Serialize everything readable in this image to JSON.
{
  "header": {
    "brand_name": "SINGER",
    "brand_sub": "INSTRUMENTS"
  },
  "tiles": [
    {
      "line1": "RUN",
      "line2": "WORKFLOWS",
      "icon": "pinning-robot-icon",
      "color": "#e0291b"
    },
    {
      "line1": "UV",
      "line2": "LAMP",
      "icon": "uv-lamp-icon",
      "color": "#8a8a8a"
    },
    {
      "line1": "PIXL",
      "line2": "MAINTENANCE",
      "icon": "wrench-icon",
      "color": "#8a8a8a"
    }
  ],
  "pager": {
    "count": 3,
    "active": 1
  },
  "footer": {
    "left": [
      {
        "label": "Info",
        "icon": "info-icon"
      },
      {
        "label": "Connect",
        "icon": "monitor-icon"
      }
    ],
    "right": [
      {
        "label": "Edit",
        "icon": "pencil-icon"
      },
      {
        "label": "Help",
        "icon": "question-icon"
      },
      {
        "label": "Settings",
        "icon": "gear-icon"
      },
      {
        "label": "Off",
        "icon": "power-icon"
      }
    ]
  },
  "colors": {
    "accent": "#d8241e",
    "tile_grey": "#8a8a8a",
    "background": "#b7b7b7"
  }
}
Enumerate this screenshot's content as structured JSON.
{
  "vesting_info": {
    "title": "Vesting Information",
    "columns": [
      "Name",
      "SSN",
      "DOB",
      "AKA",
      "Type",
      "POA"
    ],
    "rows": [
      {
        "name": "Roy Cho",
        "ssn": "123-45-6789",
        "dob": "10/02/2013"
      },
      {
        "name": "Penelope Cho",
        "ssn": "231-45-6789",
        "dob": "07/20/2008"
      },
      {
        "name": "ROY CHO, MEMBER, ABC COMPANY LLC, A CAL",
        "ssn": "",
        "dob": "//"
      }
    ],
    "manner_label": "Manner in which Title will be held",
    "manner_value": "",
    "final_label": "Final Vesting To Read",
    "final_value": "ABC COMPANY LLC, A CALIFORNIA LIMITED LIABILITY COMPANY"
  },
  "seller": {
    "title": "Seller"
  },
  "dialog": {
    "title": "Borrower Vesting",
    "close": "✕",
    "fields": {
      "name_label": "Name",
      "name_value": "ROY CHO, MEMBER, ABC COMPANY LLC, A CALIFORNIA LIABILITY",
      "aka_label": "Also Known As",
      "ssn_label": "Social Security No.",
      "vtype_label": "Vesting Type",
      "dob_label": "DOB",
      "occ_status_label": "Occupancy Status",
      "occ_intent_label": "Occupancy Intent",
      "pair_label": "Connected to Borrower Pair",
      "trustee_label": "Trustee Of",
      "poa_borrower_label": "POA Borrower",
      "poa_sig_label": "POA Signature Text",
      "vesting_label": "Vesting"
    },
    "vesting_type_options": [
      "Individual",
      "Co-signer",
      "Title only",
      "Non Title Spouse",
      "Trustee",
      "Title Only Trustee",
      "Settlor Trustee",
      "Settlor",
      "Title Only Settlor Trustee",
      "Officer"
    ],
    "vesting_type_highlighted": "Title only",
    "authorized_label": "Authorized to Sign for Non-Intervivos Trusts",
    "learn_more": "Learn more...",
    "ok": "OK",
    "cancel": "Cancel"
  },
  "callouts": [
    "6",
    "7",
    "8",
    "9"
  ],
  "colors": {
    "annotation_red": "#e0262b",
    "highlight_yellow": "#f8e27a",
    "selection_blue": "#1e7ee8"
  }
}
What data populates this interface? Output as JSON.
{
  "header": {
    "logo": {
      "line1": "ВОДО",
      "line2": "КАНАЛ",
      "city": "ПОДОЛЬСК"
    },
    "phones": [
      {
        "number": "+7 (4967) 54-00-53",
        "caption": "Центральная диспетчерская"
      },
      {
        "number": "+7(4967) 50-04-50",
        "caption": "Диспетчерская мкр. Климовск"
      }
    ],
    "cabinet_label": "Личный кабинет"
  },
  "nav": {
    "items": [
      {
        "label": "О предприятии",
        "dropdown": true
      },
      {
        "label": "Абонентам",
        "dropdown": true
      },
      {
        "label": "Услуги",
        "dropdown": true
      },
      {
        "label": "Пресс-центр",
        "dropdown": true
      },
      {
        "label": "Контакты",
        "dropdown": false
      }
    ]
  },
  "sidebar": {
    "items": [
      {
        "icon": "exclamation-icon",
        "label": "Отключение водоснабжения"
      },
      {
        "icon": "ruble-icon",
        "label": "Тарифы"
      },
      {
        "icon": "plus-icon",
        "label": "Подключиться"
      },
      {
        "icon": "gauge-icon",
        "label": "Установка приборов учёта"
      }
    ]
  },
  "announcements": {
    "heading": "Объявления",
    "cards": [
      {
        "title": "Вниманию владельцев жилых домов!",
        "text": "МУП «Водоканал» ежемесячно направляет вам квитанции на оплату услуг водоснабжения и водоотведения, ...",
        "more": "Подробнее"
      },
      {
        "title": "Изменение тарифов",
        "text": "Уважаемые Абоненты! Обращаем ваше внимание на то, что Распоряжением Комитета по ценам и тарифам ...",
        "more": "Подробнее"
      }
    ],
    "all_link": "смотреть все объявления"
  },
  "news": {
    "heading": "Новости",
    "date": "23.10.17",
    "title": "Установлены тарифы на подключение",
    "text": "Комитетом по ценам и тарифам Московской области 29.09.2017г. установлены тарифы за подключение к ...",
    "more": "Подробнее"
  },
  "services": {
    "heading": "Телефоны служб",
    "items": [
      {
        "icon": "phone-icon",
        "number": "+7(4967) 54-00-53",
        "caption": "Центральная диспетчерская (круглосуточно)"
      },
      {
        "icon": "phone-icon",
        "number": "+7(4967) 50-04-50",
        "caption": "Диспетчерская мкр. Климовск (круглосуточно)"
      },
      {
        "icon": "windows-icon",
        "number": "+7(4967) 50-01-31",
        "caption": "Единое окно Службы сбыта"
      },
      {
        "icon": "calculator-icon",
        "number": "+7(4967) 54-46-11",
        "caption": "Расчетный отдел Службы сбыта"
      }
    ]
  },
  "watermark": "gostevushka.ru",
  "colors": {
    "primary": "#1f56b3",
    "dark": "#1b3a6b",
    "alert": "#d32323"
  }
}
· · ·
Find every line that includes the string "this". Report how many there are and nothing else.

THE ANSWER -
3